Where the string "JSON" occurs in the material below, report the whole line.
————————
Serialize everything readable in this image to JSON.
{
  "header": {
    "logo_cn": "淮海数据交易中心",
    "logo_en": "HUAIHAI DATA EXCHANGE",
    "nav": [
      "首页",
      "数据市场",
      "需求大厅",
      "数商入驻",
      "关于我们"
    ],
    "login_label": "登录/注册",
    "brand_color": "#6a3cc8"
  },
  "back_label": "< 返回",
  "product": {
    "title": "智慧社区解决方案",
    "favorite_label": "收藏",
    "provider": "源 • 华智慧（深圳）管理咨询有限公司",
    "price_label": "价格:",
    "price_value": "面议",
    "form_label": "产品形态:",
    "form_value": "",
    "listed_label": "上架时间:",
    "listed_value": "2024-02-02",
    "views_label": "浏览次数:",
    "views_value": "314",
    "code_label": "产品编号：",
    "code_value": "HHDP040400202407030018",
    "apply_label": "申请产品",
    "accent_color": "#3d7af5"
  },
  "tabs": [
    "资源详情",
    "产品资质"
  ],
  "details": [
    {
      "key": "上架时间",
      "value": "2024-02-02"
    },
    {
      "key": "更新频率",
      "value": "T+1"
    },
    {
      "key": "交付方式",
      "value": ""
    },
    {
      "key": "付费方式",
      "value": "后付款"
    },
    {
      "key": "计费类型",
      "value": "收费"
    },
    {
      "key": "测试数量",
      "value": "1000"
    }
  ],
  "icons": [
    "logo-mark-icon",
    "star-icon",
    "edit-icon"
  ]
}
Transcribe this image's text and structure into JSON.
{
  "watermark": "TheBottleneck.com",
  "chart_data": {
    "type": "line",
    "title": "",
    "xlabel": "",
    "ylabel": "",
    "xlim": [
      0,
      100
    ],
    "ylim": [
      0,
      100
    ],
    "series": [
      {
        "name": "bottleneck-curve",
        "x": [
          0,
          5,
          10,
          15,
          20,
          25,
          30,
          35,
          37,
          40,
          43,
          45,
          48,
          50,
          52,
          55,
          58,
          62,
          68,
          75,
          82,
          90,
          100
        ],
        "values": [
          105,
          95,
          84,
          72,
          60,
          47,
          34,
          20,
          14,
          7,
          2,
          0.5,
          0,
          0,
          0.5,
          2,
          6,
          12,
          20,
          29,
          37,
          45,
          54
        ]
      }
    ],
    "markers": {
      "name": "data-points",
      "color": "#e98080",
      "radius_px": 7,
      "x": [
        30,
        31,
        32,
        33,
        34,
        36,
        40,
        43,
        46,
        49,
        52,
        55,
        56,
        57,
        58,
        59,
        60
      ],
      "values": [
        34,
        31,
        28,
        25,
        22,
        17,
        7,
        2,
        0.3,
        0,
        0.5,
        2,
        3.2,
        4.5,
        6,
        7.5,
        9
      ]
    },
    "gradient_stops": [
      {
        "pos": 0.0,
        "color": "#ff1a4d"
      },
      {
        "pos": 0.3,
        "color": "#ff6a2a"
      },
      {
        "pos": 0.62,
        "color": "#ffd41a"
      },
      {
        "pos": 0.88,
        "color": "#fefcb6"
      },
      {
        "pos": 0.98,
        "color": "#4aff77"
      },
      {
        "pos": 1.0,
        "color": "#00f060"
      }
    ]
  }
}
————————
Answer to the task:
Serialize everything readable in this image to JSON.
Transcribe this image's text and structure into JSON.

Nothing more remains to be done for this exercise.